→ Records supplied
***

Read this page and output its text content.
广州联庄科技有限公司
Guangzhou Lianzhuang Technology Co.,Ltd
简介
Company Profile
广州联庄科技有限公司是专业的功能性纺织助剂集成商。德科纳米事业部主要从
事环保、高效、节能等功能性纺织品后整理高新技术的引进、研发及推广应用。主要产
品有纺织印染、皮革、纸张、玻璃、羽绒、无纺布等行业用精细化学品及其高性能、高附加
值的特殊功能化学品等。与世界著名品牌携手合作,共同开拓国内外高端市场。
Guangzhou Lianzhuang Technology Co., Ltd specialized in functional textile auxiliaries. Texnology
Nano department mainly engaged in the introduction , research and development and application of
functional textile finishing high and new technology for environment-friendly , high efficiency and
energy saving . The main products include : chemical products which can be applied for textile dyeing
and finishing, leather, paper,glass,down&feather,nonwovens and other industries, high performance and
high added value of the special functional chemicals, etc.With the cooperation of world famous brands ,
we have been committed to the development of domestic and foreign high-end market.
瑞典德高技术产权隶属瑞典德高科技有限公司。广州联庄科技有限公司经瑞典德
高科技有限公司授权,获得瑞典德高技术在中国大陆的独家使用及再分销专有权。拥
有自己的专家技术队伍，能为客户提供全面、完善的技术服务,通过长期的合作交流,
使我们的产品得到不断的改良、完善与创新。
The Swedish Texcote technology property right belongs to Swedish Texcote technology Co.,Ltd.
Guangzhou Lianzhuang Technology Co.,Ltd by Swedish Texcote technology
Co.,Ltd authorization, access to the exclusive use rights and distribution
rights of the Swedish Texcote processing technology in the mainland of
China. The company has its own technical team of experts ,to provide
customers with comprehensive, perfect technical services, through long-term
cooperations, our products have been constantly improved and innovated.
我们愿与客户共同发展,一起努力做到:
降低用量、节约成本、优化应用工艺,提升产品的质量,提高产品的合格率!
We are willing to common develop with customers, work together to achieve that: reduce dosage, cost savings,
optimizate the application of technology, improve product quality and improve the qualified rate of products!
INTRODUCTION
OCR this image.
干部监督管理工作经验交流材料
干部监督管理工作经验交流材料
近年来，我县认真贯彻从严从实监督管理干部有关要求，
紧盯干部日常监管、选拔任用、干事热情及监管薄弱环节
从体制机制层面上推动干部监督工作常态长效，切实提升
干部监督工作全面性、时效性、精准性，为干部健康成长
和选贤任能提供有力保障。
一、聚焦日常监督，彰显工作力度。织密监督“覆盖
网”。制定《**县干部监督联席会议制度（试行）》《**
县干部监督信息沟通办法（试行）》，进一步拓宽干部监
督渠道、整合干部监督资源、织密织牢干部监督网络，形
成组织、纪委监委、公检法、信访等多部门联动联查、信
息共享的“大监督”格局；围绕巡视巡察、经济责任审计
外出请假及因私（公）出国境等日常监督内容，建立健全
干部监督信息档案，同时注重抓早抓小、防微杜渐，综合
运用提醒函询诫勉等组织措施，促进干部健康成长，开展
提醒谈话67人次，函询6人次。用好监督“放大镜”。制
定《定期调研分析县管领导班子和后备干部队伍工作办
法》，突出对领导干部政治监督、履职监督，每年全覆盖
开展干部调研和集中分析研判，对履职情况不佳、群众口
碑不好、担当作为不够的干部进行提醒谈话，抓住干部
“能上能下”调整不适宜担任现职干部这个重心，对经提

***

→ Task prompt
From the listing above, copy every line that holds the string "products".

→ Solution for this task
energy saving . The main products include : chemical products which can be applied for textile dyeing
cooperations, our products have been constantly improved and innovated.
optimizate the application of technology, improve product quality and improve the qualified rate of products!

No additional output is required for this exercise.